[START Input rows]
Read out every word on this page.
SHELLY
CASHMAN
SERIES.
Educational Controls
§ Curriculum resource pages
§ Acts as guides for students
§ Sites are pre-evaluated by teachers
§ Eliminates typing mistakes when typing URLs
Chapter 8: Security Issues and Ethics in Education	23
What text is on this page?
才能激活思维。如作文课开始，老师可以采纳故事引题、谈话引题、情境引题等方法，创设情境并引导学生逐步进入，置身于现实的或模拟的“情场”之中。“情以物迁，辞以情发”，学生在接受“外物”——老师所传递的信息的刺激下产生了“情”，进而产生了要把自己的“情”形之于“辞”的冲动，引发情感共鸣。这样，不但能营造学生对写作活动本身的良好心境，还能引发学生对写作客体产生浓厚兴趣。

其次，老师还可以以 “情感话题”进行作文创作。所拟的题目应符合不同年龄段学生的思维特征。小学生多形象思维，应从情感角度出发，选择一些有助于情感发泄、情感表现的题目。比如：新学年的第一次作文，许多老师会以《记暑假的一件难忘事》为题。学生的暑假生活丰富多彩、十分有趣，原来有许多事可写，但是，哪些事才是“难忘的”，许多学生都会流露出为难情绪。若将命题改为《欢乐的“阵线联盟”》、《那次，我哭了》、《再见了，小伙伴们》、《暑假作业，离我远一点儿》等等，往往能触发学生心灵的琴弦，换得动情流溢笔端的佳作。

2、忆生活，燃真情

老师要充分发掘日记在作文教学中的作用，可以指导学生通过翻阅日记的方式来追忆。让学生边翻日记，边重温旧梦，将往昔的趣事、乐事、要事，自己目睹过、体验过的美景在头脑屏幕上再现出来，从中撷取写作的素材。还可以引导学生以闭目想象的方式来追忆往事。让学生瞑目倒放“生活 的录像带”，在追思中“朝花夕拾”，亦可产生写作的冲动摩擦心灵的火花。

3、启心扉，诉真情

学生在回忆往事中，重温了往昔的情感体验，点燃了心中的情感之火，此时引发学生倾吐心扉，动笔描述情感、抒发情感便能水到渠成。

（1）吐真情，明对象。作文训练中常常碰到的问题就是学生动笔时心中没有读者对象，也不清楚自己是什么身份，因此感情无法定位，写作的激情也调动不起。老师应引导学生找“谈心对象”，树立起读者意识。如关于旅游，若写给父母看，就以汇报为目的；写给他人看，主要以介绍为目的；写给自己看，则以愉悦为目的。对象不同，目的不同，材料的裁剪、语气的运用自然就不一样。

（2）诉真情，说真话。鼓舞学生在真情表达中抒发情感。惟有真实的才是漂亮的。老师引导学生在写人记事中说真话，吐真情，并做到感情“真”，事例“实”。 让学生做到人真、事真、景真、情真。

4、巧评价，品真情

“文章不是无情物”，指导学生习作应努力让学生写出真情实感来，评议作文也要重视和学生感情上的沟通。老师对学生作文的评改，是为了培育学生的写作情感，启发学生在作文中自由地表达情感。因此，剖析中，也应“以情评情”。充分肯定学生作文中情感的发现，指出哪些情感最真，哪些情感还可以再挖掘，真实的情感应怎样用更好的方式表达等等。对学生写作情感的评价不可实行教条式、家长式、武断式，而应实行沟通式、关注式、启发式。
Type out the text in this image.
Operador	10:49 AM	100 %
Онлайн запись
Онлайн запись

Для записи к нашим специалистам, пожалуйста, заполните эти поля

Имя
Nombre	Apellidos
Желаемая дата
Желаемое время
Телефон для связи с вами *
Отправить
[END Input rows]
> **Work instructions**
Scan the material above. Extract every line in which the word "text" occurs.

> **Result of this task**
What text is on this page?
Type out the text in this image.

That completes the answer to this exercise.